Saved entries

╔══

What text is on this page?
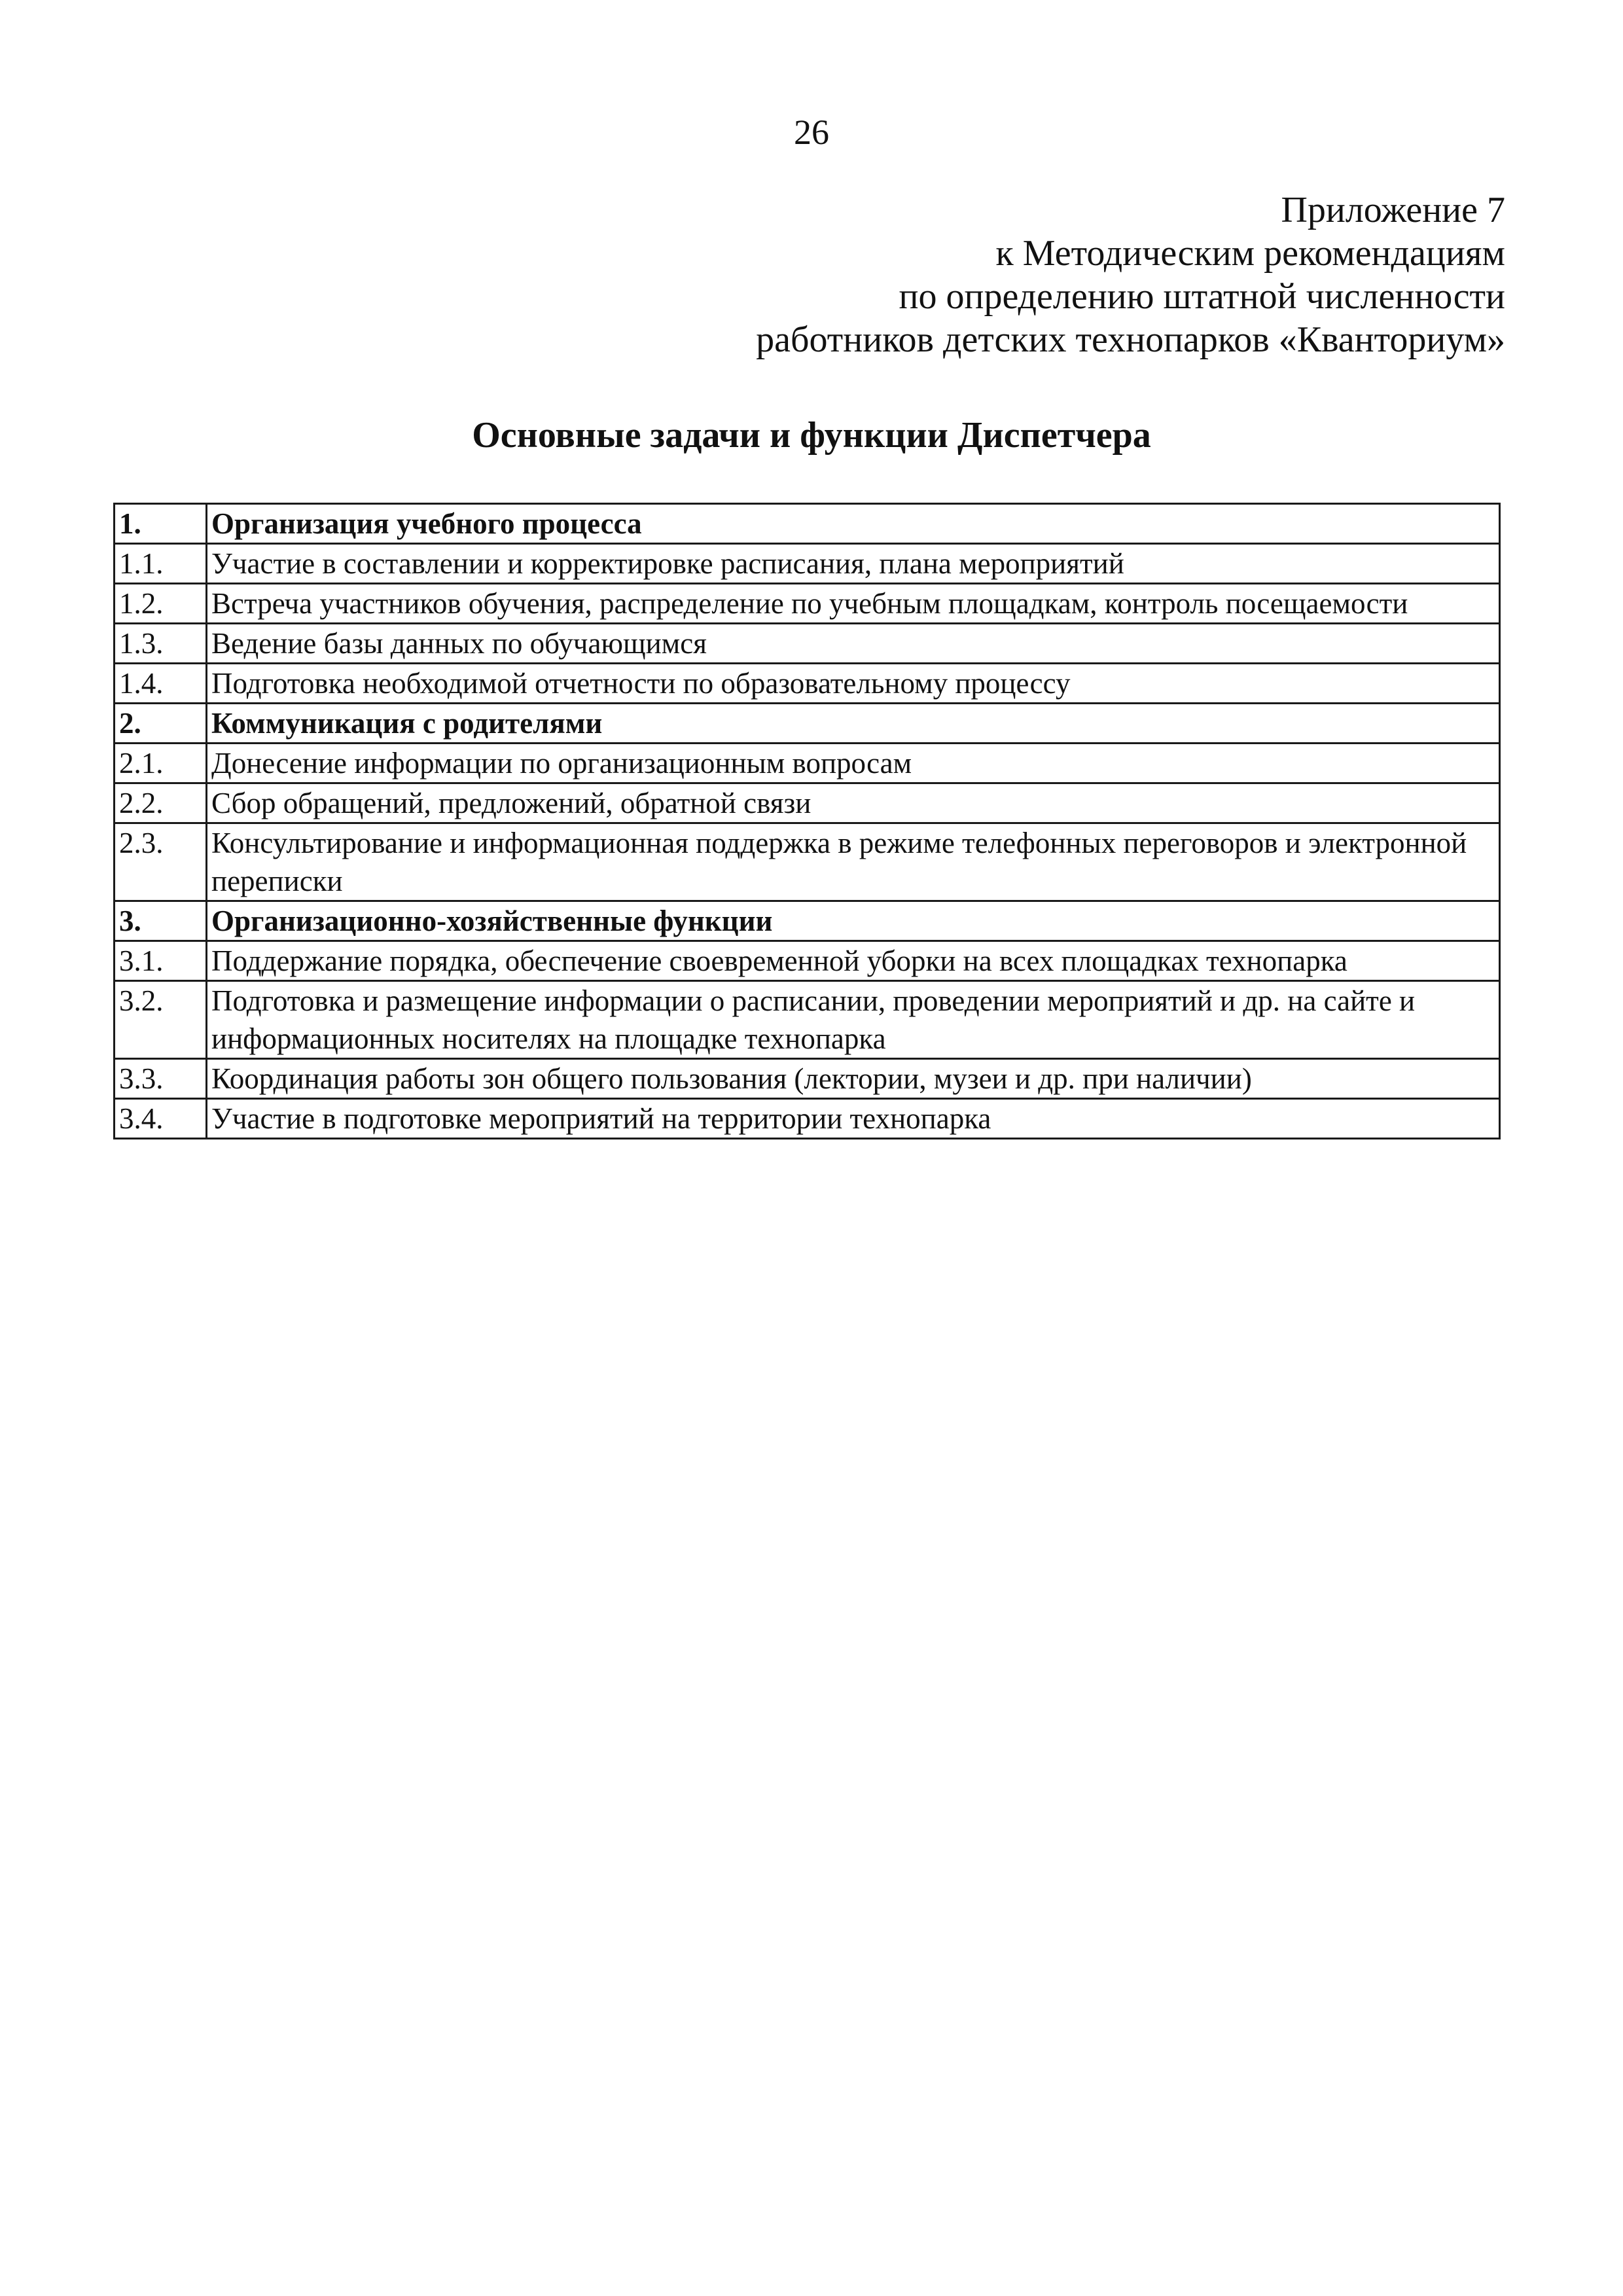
26
Приложение 7
к Методическим рекомендациям
по определению штатной численности
работников детских технопарков «Кванториум»
Основные задачи и функции Диспетчера
1.	Организация учебного процесса
1.1.	Участие в составлении и корректировке расписания, плана мероприятий
1.2.	Встреча участников обучения, распределение по учебным площадкам, контроль посещаемости
1.3.	Ведение базы данных по обучающимся
1.4.	Подготовка необходимой отчетности по образовательному процессу
2.	Коммуникация с родителями
2.1.	Донесение информации по организационным вопросам
2.2.	Сбор обращений, предложений, обратной связи
2.3.	Консультирование и информационная поддержка в режиме телефонных переговоров и электронной переписки
3.	Организационно-хозяйственные функции
3.1.	Поддержание порядка, обеспечение своевременной уборки на всех площадках технопарка
3.2.	Подготовка и размещение информации о расписании, проведении мероприятий и др. на сайте и информационных носителях на площадке технопарка
3.3.	Координация работы зон общего пользования (лектории, музеи и др. при наличии)
3.4.	Участие в подготовке мероприятий на территории технопарка
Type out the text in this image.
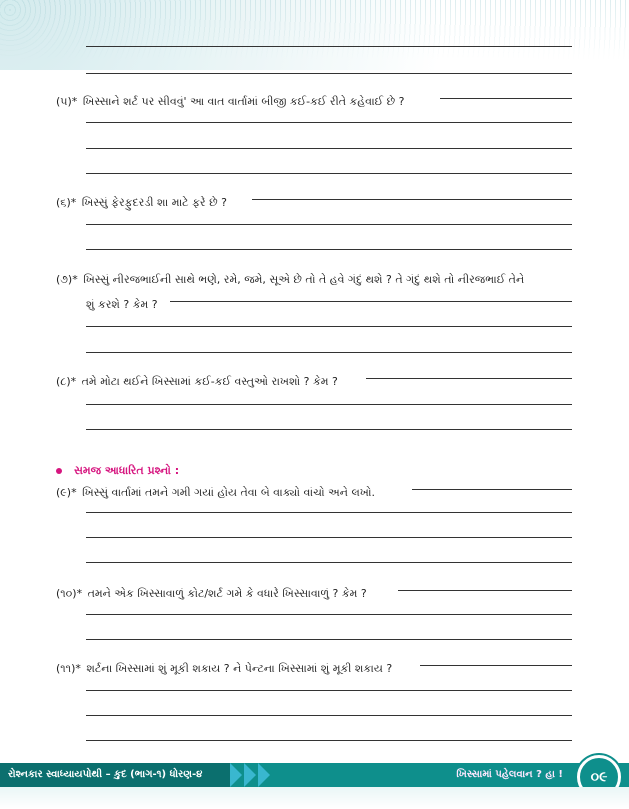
(૫)* ખિસ્સાને શર્ટ પર સીવવું' આ વાત વાર્તામાં બીજી કઈ-કઈ રીતે કહેવાઈ છે ?
(૬)* ખિસ્સું ફેરફુદરડી શા માટે ફરે છે ?
(૭)* ખિસ્સું નીરજભાઈની સાથે ભણે, રમે, જમે, સૂએ છે તો તે હવે ગંદું થશે ? તે ગંદું થશે તો નીરજભાઈ તેને
શું કરશે ? કેમ ?
(૮)* તમે મોટા થઈને ખિસ્સામાં કઈ-કઈ વસ્તુઓ રાખશો ? કેમ ?
સમજ આધારિત પ્રશ્નો :
(૯)* ખિસ્સું વાર્તામાં તમને ગમી ગયાં હોય તેવા બે વાક્યો વાંચો અને લખો.
(૧૦)* તમને એક ખિસ્સાવાળું કોટ/શર્ટ ગમે કે વધારે ખિસ્સાવાળું ? કેમ ?
(૧૧)* શર્ટના ખિસ્સામાં શું મૂકી શકાય ? ને પેન્ટના ખિસ્સામાં શું મૂકી શકાય ?
રોશ્નકાર સ્વાધ્યાયપોથી – કુદ (ભાગ-૧) ધોરણ-૪	ખિસ્સામાં પહેલવાન ? હા !	૦૯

╚══

> **Exercise details**: Look through the data above. Copy every line with the string "функции" in it.

> **The completed task**:
Основные задачи и функции Диспетчера
3.	Организационно-хозяйственные функции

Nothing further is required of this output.